WHAT TO DO — Lift every line from the entries that includes the word "name".

SUPPLIED INFORMATION —
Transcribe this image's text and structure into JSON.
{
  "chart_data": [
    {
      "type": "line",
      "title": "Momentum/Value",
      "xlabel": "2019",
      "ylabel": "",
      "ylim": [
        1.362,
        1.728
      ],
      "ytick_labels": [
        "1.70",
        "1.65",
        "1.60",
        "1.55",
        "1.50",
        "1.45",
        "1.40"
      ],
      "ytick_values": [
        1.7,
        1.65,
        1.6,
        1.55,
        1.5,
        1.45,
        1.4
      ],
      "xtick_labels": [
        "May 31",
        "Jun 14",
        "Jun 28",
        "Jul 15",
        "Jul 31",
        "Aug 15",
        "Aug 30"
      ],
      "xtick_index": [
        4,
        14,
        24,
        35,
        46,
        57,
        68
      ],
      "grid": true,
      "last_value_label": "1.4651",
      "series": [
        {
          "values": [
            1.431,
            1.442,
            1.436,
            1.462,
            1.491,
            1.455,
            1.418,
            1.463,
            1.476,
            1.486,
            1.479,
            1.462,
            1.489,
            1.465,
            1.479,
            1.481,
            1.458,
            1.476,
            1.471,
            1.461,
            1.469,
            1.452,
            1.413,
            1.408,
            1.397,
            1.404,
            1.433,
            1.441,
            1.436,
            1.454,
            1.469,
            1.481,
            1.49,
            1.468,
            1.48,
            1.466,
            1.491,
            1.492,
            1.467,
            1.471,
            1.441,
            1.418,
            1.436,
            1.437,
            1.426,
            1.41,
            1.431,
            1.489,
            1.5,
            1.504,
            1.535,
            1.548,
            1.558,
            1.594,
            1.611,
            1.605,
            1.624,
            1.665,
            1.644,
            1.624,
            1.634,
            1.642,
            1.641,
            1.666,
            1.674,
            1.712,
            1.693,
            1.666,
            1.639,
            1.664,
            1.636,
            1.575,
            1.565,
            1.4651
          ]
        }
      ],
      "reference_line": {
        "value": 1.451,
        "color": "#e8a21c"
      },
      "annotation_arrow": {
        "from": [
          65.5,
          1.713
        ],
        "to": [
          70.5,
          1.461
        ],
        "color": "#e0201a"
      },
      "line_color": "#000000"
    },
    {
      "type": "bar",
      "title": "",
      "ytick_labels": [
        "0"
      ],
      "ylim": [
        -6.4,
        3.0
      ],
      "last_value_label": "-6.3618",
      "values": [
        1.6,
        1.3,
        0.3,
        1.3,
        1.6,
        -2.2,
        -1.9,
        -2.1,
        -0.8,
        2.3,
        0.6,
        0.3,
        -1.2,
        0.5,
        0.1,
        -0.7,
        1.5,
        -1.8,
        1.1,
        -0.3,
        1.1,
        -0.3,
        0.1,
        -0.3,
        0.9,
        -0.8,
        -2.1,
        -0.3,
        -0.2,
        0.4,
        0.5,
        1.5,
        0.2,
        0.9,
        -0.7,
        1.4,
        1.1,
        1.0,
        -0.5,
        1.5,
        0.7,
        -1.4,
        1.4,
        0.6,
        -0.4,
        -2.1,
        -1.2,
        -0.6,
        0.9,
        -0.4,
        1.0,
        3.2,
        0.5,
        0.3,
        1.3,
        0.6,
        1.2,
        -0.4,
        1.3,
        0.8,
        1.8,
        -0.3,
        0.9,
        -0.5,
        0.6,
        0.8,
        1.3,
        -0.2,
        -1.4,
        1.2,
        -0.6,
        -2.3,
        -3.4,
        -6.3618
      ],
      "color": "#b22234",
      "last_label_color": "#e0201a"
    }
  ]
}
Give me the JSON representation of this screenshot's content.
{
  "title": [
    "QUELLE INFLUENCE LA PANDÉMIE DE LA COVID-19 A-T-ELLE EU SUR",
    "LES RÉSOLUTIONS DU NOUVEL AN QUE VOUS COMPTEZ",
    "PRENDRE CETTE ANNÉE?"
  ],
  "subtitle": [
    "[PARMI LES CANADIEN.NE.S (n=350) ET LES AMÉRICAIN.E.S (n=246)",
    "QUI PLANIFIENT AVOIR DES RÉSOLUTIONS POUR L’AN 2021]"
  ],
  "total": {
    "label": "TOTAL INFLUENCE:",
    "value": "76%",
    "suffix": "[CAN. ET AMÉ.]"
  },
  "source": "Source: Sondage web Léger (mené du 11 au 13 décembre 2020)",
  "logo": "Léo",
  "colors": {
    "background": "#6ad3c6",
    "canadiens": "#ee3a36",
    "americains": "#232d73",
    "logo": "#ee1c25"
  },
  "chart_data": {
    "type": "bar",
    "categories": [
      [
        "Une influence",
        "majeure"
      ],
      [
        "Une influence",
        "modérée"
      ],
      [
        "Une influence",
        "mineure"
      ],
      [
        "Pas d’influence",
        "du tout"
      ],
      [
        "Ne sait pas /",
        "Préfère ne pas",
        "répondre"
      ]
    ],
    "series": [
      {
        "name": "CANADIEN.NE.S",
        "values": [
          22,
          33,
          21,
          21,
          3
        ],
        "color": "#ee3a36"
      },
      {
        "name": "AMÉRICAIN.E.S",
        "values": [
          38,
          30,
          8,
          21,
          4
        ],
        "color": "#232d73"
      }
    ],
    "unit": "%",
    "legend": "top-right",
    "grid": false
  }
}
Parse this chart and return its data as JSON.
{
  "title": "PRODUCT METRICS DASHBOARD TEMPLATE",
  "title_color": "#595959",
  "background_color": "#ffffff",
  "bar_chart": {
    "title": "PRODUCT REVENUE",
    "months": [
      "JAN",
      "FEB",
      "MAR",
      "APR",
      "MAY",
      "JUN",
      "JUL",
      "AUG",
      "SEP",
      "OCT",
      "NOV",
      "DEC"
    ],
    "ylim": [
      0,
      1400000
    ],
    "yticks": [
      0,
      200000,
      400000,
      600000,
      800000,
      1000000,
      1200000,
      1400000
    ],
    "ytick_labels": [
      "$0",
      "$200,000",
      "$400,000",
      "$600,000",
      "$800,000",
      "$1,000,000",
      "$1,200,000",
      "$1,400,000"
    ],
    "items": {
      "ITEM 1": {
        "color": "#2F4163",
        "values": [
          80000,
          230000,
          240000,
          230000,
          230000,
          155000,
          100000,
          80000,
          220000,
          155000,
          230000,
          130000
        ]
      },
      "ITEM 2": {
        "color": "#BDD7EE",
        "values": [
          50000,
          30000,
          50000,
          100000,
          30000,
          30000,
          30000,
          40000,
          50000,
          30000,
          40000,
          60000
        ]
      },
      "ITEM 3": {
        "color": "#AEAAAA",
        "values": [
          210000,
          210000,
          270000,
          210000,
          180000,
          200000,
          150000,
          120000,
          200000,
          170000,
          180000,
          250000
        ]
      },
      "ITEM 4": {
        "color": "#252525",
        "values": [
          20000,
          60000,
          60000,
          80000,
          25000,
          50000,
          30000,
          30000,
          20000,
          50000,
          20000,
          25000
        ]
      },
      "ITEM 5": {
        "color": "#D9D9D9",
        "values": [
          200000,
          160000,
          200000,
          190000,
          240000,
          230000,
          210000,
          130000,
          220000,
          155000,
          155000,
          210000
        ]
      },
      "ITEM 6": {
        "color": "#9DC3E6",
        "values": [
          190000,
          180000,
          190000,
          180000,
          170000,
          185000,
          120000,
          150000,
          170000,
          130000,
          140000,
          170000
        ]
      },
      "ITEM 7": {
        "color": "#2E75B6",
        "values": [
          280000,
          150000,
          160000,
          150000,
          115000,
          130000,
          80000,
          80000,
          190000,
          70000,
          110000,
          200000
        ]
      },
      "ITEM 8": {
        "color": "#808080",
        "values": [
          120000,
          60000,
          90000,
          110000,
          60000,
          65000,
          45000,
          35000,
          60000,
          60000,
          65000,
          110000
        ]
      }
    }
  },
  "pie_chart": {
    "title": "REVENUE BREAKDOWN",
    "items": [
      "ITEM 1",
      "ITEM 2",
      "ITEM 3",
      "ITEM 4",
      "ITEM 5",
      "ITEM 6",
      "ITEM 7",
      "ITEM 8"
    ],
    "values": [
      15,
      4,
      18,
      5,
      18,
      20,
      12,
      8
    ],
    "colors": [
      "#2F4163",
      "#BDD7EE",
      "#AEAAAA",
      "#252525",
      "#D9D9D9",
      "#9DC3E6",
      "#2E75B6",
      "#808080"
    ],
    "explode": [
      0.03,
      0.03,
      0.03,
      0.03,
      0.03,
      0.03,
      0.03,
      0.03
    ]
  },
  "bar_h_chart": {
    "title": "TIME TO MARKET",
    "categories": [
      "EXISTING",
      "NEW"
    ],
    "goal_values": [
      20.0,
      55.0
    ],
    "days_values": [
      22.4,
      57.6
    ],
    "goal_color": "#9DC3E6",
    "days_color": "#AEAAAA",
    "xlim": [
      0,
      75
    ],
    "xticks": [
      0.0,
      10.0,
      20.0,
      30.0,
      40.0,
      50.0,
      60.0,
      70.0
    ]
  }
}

RESULT FOR THIS EXERCISE —
        "name": "CANADIEN.NE.S",
        "name": "AMÉRICAIN.E.S",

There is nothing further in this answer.